> **SET EXERCISE**
The answer should be a single number: how many lines of the entries below hold the word "Simple".

> **RECORDS FOR THIS EXERCISE**

-- -- --

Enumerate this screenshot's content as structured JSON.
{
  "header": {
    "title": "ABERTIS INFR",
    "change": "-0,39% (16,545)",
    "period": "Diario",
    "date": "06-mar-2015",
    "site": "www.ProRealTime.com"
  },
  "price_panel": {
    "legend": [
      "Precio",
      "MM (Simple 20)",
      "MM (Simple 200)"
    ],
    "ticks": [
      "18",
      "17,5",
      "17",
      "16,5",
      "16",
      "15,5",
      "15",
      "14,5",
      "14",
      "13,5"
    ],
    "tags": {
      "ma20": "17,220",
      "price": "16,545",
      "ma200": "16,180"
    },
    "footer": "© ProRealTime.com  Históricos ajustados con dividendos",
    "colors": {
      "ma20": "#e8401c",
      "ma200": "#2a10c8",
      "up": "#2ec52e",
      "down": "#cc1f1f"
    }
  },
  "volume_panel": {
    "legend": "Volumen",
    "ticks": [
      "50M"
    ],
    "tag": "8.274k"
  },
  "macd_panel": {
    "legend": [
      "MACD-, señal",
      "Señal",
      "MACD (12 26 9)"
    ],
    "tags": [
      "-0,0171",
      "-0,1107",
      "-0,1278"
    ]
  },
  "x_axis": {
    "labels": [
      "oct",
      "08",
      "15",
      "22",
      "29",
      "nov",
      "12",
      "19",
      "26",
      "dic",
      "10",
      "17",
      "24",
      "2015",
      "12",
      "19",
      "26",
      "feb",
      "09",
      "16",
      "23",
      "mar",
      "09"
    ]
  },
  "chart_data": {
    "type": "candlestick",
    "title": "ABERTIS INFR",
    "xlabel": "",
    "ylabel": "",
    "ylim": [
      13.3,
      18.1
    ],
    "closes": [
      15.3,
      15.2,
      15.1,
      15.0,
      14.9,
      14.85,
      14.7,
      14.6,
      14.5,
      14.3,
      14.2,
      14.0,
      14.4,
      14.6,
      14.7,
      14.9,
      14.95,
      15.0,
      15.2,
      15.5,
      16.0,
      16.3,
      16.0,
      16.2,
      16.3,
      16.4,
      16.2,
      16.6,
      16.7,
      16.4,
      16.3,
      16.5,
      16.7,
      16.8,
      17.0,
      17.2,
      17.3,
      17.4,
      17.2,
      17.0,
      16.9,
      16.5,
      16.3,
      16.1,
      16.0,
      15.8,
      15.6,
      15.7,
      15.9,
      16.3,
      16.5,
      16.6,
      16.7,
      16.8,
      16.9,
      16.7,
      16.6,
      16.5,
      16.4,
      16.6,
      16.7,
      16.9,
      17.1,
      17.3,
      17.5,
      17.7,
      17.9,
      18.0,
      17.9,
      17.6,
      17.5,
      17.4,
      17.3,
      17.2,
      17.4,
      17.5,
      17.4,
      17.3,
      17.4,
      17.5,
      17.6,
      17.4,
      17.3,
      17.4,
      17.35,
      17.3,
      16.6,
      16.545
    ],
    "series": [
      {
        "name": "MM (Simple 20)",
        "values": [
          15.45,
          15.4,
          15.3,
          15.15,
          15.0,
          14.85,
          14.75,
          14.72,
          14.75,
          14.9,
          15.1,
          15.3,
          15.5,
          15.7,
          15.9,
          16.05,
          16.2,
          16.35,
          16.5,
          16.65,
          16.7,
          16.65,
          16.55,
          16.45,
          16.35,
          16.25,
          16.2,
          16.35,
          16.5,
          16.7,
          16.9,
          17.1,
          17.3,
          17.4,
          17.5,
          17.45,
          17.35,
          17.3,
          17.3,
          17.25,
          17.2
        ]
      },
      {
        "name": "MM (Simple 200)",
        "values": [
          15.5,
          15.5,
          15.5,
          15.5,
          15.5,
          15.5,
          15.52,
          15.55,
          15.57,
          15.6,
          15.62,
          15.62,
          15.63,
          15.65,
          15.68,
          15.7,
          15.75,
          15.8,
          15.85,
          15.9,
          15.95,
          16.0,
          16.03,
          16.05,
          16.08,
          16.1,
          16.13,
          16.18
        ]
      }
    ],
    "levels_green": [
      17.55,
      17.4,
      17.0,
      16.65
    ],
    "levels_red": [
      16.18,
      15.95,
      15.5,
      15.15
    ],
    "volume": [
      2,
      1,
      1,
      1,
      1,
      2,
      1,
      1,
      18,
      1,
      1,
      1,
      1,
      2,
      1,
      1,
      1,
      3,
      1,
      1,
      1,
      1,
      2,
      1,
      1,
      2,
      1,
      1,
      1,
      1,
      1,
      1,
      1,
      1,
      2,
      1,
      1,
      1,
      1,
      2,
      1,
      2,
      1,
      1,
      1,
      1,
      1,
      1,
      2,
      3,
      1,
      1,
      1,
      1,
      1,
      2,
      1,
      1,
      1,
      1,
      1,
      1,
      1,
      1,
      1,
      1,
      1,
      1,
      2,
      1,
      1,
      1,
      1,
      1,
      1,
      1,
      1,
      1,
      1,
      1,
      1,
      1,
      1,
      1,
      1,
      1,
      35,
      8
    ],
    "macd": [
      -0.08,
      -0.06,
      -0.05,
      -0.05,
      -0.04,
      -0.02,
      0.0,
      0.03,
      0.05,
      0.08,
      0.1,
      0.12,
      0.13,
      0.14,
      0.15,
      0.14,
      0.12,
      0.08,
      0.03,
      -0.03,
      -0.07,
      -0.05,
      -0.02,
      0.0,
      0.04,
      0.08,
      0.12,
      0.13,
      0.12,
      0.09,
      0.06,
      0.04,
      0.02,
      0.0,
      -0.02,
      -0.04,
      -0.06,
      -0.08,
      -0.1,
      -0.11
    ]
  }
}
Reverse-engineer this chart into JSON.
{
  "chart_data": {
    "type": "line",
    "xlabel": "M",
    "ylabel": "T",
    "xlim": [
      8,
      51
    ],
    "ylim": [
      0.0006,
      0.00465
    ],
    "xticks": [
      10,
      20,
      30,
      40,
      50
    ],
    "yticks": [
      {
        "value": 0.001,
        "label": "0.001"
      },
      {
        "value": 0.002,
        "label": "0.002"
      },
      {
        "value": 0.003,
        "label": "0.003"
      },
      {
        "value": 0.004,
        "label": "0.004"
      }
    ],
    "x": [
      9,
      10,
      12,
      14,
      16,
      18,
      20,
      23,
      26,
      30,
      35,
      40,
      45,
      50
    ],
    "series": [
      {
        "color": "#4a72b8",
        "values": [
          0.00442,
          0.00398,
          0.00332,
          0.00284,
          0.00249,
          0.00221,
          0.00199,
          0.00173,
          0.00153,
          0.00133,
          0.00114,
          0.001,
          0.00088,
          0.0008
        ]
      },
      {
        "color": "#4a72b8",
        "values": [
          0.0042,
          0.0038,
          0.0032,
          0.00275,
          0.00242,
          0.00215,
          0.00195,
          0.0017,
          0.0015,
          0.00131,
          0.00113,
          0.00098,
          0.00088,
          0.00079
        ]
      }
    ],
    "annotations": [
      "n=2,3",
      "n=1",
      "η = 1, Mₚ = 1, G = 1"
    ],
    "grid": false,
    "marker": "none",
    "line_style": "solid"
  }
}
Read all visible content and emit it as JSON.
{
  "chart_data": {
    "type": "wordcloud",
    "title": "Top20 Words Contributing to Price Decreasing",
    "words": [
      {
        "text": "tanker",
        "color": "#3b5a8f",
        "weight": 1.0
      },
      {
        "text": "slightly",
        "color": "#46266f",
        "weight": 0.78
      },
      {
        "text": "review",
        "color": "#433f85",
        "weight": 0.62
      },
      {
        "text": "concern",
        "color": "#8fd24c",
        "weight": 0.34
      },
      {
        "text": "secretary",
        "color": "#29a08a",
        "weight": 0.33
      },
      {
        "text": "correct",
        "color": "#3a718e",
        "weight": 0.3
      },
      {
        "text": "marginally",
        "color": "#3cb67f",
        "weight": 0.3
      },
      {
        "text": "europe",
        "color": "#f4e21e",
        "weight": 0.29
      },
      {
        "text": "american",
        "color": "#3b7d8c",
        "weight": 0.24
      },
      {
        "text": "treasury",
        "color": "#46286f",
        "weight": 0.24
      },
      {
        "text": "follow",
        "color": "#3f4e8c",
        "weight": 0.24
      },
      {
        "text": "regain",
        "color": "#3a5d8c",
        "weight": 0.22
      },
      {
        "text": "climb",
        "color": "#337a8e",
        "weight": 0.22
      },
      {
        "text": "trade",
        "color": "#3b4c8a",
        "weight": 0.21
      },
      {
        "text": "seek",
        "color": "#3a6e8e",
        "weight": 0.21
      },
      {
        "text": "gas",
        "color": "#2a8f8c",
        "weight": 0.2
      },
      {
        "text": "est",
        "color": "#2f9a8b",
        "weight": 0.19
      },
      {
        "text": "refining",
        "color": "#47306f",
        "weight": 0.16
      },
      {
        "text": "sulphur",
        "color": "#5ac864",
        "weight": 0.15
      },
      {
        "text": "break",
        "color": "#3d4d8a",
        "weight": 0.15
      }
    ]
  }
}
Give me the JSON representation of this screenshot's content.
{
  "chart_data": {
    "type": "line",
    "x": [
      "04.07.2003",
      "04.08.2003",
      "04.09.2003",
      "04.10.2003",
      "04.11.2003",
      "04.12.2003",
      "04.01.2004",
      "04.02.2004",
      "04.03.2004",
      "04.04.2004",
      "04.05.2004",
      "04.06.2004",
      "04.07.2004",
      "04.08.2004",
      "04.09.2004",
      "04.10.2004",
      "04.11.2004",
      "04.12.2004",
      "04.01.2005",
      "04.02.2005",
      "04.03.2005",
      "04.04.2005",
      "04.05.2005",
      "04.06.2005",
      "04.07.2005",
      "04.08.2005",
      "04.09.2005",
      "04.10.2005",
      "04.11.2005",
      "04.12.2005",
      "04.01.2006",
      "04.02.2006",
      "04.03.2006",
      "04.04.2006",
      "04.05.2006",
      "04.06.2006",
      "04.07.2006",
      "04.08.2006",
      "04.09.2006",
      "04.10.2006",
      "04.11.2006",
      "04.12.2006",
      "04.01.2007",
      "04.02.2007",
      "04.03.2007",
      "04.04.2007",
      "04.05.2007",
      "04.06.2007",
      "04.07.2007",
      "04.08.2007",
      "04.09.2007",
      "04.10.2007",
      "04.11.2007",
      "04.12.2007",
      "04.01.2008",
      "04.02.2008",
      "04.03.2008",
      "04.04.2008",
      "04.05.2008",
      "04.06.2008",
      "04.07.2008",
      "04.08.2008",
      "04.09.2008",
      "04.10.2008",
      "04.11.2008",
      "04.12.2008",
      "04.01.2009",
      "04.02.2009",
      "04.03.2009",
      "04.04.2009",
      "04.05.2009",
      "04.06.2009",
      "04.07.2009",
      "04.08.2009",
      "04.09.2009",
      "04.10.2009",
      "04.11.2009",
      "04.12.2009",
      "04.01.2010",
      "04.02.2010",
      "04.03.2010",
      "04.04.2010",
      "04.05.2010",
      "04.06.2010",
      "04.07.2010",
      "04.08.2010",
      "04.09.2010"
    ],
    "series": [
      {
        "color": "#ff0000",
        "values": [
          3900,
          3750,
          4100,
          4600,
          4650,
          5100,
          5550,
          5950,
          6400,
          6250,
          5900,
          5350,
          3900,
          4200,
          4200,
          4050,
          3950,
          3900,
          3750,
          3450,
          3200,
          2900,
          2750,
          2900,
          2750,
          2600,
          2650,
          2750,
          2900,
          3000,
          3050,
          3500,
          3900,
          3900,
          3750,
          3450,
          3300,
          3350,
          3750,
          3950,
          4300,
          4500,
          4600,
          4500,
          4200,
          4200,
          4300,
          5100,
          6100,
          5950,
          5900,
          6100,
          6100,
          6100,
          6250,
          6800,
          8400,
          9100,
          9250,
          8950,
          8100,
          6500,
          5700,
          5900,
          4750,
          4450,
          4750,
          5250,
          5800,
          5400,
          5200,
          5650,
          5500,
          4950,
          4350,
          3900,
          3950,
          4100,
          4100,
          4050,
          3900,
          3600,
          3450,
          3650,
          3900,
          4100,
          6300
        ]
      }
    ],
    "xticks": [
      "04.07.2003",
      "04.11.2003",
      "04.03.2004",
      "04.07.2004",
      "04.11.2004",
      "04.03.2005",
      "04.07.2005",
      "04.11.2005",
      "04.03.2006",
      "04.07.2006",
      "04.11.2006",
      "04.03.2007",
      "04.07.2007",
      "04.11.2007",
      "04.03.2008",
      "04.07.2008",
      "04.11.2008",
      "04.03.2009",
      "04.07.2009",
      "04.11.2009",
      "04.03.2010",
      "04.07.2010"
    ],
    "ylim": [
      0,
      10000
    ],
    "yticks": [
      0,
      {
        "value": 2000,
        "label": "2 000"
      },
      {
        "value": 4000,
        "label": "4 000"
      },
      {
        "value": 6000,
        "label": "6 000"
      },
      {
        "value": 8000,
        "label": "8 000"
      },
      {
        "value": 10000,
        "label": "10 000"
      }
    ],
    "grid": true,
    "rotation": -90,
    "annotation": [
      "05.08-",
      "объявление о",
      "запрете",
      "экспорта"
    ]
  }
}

-- -- --

> **FULL OUTPUT**
4